_WHAT IS EXPECTED:_
Go through the records below line by line, counting those that contain the word "this"; answer with the count only.

_MATERIAL SUPPLIED:_
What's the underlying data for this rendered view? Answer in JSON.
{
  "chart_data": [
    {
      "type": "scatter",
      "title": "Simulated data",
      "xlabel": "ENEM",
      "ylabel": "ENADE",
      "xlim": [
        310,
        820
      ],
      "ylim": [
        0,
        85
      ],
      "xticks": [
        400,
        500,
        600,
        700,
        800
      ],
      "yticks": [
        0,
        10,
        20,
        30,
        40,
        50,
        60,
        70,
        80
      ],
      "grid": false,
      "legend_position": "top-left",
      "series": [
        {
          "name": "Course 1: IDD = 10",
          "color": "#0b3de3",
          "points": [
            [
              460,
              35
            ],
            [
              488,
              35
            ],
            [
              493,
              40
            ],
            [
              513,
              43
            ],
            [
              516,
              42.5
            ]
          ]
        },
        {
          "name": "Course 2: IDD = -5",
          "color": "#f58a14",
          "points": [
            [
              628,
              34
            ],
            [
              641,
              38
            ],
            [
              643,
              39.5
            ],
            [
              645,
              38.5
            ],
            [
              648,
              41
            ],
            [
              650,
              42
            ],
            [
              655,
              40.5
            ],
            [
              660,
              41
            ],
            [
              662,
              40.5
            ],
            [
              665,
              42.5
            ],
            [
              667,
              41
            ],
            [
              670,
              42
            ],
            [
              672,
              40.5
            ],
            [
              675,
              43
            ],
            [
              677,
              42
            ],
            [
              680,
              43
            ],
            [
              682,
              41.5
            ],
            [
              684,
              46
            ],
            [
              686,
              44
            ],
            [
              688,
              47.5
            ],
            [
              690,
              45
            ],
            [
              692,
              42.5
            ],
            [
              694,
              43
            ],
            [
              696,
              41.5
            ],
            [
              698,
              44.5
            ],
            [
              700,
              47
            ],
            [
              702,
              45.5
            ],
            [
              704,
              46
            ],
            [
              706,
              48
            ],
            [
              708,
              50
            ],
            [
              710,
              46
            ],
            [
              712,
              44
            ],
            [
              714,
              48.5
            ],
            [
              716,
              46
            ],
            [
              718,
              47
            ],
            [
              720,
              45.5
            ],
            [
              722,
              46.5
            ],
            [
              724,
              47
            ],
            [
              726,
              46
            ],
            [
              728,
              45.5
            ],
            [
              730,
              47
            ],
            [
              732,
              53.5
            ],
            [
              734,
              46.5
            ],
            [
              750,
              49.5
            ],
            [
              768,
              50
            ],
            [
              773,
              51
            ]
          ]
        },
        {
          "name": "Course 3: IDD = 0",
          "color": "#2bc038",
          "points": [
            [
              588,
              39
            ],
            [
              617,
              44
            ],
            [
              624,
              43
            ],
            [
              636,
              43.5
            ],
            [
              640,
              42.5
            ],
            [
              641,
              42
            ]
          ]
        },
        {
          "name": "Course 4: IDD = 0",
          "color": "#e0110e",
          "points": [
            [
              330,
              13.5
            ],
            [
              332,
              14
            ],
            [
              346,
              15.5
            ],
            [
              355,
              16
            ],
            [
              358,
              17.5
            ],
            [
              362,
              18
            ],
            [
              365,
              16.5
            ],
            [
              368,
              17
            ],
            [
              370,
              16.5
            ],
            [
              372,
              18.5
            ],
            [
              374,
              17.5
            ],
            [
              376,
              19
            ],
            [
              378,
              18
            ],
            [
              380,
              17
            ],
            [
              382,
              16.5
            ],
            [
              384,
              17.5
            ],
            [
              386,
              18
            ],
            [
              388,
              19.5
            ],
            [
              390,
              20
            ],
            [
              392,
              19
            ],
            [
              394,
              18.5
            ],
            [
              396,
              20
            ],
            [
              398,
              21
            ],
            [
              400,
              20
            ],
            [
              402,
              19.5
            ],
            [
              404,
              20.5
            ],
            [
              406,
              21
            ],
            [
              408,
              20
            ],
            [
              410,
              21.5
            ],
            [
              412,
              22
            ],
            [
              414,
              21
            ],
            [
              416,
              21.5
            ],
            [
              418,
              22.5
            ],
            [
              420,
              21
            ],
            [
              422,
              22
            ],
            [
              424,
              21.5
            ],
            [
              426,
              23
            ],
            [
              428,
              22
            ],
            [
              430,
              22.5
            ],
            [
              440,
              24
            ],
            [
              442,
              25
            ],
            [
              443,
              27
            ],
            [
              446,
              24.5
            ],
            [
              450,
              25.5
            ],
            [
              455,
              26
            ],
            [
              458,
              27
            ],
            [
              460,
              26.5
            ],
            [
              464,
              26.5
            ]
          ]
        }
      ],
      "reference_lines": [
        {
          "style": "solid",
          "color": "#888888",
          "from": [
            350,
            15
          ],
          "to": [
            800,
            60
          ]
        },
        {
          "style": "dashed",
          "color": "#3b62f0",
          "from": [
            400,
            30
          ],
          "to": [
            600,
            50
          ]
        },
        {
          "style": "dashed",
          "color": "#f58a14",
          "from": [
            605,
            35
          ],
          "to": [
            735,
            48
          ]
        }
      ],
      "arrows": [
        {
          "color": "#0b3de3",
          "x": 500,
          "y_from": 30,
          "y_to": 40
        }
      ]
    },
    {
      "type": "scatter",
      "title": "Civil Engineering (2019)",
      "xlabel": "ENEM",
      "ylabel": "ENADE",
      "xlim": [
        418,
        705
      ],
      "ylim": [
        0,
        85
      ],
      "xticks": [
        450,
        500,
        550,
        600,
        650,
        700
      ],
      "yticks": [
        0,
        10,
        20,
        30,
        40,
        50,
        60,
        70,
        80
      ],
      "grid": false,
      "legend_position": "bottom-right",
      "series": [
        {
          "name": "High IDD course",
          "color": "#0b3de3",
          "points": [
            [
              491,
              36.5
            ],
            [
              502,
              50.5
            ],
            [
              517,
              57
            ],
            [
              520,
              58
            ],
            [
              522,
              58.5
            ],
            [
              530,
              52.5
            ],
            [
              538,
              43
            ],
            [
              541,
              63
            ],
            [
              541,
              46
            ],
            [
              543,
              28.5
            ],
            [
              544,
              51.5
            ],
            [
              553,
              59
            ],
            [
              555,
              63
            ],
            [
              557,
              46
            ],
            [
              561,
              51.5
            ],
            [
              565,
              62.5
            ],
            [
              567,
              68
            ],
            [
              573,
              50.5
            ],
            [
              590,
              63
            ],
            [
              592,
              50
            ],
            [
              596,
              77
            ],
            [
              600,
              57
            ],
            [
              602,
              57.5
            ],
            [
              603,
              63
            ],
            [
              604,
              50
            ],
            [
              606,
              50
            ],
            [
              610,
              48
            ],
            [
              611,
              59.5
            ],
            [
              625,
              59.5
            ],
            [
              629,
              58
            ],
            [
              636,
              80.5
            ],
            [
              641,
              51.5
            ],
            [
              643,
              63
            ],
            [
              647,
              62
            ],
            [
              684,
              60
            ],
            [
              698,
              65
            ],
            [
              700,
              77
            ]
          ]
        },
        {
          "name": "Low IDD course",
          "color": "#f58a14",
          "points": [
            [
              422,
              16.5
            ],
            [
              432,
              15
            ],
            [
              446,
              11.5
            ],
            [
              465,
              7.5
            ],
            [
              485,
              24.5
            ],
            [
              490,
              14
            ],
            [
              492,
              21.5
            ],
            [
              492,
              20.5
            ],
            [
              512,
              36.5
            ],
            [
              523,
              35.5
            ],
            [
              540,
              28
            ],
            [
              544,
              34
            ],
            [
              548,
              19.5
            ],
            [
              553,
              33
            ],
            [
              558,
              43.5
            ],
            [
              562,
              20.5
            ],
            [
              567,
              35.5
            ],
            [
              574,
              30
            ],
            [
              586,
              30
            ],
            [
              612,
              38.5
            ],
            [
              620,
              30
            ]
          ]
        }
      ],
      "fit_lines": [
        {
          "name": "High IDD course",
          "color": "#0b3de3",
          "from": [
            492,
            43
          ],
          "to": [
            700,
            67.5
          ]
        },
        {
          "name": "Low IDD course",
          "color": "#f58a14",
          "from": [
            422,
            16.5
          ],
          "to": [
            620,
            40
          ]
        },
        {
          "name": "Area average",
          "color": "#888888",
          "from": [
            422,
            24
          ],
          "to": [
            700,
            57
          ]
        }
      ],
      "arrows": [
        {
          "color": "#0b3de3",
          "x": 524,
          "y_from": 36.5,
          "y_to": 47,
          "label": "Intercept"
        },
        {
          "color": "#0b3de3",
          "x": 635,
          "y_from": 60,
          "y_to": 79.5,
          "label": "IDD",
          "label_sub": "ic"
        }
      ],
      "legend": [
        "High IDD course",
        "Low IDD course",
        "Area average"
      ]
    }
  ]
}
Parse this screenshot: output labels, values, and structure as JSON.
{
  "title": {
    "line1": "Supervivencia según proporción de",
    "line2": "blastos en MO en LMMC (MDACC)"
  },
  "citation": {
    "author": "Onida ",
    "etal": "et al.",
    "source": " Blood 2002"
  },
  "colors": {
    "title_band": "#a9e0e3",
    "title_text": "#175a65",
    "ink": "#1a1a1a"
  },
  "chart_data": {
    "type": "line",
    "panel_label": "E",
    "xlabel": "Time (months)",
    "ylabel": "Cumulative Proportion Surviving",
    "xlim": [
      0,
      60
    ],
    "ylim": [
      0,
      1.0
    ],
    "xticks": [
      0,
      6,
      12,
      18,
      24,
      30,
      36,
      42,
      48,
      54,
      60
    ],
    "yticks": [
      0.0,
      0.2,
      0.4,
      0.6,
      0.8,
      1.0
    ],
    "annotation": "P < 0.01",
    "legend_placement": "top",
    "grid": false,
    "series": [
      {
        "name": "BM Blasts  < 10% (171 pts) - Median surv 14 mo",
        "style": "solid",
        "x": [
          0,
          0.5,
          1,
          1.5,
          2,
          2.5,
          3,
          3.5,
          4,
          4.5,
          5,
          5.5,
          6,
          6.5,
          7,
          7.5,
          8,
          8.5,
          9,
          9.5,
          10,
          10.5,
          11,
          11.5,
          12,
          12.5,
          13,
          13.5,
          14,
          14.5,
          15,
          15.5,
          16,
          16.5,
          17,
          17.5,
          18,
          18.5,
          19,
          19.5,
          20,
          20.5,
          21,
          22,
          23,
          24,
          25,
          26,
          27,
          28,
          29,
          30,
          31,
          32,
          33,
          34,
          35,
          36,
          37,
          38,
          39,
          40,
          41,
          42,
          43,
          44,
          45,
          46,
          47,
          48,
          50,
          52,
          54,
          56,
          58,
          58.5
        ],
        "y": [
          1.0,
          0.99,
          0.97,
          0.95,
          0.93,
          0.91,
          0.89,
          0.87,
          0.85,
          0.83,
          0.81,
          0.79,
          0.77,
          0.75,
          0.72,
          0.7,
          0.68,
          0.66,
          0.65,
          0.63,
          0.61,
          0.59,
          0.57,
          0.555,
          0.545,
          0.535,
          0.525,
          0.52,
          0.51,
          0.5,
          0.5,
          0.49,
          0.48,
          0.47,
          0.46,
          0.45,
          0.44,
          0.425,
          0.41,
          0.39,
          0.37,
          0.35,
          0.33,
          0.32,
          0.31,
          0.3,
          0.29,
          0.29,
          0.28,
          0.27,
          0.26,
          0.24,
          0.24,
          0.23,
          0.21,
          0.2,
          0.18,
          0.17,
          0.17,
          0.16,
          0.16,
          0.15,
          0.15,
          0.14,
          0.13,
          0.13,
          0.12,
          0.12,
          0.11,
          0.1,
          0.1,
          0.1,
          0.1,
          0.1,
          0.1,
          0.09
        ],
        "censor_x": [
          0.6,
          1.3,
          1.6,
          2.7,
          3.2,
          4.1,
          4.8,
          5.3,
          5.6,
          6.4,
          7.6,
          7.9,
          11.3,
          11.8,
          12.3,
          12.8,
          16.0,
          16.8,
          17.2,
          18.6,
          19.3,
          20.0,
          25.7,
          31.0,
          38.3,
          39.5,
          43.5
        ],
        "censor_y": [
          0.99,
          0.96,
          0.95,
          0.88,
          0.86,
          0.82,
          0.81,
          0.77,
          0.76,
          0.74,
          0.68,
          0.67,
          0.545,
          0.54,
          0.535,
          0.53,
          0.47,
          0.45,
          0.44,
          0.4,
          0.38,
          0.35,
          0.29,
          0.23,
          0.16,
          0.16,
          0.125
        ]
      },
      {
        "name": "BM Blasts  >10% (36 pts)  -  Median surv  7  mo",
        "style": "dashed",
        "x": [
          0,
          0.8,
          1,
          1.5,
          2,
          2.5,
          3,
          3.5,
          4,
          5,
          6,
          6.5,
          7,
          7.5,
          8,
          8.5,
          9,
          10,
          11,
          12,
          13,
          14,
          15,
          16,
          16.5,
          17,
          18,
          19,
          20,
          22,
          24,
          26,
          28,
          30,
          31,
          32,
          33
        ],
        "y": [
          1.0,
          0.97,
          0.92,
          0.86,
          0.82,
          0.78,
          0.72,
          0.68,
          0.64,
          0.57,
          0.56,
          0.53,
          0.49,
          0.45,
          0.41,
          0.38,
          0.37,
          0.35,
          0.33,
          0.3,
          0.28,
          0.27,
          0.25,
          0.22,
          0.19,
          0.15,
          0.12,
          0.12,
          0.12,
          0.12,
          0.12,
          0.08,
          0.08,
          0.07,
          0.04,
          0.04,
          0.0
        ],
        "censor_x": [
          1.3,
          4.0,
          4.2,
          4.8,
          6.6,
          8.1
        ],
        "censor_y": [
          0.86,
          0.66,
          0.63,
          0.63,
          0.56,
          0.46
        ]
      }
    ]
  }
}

_OUTPUT OF THE EXERCISE:_
2